[Stored items from a collection]

::::::::

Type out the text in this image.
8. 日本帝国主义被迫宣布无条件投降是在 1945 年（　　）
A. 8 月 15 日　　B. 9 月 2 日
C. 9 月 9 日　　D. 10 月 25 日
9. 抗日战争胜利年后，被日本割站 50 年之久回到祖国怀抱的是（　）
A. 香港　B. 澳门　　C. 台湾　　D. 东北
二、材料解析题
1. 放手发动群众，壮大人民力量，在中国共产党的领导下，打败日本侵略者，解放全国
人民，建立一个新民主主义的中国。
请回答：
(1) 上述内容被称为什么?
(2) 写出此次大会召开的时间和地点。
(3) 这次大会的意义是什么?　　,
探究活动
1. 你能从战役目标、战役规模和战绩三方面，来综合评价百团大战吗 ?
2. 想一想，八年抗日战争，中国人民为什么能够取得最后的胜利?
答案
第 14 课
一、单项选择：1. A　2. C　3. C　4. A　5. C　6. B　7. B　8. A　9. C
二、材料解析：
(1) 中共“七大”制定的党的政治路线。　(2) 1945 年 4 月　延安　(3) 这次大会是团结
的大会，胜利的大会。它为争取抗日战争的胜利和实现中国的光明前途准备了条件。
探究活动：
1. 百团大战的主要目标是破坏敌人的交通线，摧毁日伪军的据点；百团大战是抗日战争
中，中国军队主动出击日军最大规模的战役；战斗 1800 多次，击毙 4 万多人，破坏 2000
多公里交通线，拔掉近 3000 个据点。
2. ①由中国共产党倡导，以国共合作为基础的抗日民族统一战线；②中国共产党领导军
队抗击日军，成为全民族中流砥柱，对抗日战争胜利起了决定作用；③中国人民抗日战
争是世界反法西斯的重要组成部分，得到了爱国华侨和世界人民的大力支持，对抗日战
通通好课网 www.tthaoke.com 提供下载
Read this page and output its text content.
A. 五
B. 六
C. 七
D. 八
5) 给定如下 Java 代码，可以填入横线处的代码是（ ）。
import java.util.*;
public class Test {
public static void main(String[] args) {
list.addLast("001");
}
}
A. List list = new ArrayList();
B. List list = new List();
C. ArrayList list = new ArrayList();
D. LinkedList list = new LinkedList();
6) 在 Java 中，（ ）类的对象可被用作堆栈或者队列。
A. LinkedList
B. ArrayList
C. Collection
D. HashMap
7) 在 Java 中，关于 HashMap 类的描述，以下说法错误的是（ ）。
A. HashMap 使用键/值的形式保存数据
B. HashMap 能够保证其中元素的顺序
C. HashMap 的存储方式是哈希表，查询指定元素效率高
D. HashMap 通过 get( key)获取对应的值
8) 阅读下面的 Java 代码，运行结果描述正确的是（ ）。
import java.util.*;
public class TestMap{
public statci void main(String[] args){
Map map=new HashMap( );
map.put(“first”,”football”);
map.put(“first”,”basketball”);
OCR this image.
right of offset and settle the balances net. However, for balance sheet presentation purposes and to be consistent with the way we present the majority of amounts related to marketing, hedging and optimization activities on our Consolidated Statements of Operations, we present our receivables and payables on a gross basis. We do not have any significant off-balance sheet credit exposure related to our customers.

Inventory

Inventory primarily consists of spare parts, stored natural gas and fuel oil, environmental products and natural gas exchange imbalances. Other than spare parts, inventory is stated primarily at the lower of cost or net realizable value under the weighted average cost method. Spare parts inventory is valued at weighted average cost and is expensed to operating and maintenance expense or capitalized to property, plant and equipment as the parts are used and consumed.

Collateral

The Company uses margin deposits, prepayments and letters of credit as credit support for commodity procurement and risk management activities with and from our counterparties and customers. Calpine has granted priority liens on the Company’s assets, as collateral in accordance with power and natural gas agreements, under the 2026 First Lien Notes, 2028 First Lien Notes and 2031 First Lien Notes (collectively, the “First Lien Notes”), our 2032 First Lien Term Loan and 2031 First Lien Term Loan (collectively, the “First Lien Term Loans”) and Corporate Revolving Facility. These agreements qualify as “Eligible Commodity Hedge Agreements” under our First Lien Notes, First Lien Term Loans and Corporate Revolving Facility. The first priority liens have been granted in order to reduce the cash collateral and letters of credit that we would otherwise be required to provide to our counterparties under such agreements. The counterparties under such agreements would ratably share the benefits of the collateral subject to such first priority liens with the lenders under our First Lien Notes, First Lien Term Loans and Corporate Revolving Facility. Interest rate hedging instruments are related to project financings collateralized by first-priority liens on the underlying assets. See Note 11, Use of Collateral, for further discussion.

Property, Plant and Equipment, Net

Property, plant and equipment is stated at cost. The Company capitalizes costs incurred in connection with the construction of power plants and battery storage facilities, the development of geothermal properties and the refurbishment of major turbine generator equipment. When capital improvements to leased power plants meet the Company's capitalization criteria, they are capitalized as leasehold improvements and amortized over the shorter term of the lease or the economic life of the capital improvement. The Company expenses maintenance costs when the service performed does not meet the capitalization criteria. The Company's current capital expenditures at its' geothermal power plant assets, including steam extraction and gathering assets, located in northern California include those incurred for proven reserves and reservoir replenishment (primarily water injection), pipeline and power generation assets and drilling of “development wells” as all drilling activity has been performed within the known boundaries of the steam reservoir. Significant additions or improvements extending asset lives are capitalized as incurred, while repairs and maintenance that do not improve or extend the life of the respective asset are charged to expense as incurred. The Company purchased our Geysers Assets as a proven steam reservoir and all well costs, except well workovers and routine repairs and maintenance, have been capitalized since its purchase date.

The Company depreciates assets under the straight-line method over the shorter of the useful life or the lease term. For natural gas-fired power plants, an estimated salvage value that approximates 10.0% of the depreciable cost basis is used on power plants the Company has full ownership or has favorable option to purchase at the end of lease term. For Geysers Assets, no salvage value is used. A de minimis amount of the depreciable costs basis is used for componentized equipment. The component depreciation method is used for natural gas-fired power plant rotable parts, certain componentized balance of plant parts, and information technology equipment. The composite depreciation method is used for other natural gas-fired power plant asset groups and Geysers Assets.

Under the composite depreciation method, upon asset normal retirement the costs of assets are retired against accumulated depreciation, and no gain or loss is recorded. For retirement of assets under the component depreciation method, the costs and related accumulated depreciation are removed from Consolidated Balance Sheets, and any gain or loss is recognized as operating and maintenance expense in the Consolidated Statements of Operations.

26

::::::::

◆ **WRITTEN INSTRUCTION**: Track down all lines above with the string "LinkedList" and copy them.

◆ **OUTPUT FOR THIS EXERCISE**:
D. LinkedList list = new LinkedList();
A. LinkedList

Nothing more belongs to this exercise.